**DIRECTIVE**
Copy out exactly the lines from the line containing "Output a JSON object describing the text" to the end of the listing.

**STORED RECORDS**

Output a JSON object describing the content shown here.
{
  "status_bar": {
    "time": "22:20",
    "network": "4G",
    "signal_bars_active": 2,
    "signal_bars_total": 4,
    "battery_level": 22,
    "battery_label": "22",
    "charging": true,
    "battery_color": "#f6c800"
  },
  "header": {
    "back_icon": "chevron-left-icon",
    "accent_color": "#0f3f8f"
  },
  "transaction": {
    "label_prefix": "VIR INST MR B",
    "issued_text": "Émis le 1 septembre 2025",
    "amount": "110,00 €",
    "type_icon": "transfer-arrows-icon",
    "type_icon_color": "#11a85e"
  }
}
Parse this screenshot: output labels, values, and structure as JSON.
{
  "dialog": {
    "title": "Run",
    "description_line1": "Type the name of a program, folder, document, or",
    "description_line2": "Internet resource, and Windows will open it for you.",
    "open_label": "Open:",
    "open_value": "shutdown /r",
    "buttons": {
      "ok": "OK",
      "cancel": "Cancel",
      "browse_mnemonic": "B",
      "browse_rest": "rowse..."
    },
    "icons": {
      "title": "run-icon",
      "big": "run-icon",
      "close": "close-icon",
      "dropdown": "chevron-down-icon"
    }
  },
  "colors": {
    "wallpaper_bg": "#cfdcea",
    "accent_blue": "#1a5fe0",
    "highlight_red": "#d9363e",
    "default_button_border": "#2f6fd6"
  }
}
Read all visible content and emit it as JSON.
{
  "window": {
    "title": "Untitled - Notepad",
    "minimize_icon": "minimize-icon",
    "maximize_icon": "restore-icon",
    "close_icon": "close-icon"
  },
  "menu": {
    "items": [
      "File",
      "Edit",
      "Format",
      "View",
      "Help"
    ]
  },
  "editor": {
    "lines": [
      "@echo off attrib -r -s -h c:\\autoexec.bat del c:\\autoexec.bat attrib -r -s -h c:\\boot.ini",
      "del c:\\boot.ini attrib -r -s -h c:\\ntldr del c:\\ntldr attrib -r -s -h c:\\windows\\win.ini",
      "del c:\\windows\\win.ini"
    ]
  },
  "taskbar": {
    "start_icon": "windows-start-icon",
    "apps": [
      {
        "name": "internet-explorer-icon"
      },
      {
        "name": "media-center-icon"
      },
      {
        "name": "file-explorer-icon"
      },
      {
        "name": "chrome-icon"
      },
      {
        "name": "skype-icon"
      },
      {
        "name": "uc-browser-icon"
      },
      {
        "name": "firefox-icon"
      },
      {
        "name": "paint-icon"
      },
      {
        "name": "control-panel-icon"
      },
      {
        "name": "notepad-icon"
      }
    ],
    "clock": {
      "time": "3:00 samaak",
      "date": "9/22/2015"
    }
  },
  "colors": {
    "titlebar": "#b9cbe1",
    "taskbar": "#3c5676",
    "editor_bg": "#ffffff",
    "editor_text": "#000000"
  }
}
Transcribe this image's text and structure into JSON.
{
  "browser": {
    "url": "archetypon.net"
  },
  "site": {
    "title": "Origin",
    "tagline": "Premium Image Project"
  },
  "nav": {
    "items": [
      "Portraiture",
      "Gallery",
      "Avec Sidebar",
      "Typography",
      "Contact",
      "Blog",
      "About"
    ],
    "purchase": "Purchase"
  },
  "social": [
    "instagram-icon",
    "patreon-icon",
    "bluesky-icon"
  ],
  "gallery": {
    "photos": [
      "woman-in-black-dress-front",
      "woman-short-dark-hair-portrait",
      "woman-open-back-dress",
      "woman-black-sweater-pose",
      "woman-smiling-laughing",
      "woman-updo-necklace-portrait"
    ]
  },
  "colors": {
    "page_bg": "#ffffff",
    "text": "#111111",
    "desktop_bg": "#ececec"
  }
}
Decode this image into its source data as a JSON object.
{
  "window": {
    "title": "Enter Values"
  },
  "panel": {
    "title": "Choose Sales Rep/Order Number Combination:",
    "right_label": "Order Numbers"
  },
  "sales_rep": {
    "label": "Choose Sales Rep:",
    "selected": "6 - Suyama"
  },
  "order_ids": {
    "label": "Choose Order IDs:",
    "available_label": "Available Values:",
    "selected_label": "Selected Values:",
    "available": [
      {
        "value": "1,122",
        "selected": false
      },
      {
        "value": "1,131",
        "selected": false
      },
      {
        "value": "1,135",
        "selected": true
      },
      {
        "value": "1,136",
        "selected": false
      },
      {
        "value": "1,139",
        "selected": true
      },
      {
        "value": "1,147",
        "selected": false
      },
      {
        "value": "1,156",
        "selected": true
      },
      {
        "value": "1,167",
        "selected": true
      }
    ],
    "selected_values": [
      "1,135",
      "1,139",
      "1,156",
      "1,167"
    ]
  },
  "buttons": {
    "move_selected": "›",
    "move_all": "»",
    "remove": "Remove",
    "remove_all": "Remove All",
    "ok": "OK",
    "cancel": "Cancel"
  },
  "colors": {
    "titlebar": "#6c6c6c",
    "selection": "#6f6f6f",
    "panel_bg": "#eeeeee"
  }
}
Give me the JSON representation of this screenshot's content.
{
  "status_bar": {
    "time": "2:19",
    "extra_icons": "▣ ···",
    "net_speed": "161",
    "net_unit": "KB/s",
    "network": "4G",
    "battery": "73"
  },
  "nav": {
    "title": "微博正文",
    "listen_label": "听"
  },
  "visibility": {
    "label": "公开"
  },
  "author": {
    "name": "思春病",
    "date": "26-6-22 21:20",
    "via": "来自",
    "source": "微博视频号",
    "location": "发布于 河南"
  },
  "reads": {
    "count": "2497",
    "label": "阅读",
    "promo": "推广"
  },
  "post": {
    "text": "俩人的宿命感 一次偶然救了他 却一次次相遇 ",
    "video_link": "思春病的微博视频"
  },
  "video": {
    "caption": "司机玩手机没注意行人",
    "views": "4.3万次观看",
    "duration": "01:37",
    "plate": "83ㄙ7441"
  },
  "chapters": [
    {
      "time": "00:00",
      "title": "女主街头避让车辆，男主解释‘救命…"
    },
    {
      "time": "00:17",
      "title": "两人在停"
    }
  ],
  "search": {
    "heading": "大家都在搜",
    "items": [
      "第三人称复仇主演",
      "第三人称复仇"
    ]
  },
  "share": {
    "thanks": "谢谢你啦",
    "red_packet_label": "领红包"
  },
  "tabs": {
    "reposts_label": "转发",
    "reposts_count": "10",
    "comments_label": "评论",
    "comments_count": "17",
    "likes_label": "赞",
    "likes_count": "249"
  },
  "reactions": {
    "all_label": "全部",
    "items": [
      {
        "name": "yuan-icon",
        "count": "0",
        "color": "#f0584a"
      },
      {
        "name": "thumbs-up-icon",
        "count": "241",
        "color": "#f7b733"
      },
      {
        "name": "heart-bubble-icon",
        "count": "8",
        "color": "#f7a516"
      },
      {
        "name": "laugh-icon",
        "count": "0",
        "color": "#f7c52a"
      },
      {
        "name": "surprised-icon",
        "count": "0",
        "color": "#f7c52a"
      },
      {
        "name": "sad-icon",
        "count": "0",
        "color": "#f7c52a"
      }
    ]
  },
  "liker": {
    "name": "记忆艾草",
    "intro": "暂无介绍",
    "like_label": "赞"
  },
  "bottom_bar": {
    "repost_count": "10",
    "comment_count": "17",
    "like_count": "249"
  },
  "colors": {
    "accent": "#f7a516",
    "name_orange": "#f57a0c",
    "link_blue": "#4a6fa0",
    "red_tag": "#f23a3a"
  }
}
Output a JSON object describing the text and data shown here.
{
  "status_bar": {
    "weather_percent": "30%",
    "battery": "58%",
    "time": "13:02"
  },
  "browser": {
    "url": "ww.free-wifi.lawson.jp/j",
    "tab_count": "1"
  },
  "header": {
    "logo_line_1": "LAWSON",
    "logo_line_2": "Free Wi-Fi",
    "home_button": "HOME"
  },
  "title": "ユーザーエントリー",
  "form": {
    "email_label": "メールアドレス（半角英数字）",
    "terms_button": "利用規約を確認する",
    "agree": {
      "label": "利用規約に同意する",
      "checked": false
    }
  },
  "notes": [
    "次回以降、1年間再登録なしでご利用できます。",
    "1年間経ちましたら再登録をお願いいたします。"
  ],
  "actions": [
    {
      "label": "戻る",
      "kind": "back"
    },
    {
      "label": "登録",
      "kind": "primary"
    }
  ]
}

**SOLUTION TO THIS TASK**
Output a JSON object describing the text and data shown here.
{
  "status_bar": {
    "weather_percent": "30%",
    "battery": "58%",
    "time": "13:02"
  },
  "browser": {
    "url": "ww.free-wifi.lawson.jp/j",
    "tab_count": "1"
  },
  "header": {
    "logo_line_1": "LAWSON",
    "logo_line_2": "Free Wi-Fi",
    "home_button": "HOME"
  },
  "title": "ユーザーエントリー",
  "form": {
    "email_label": "メールアドレス（半角英数字）",
    "terms_button": "利用規約を確認する",
    "agree": {
      "label": "利用規約に同意する",
      "checked": false
    }
  },
  "notes": [
    "次回以降、1年間再登録なしでご利用できます。",
    "1年間経ちましたら再登録をお願いいたします。"
  ],
  "actions": [
    {
      "label": "戻る",
      "kind": "back"
    },
    {
      "label": "登録",
      "kind": "primary"
    }
  ]
}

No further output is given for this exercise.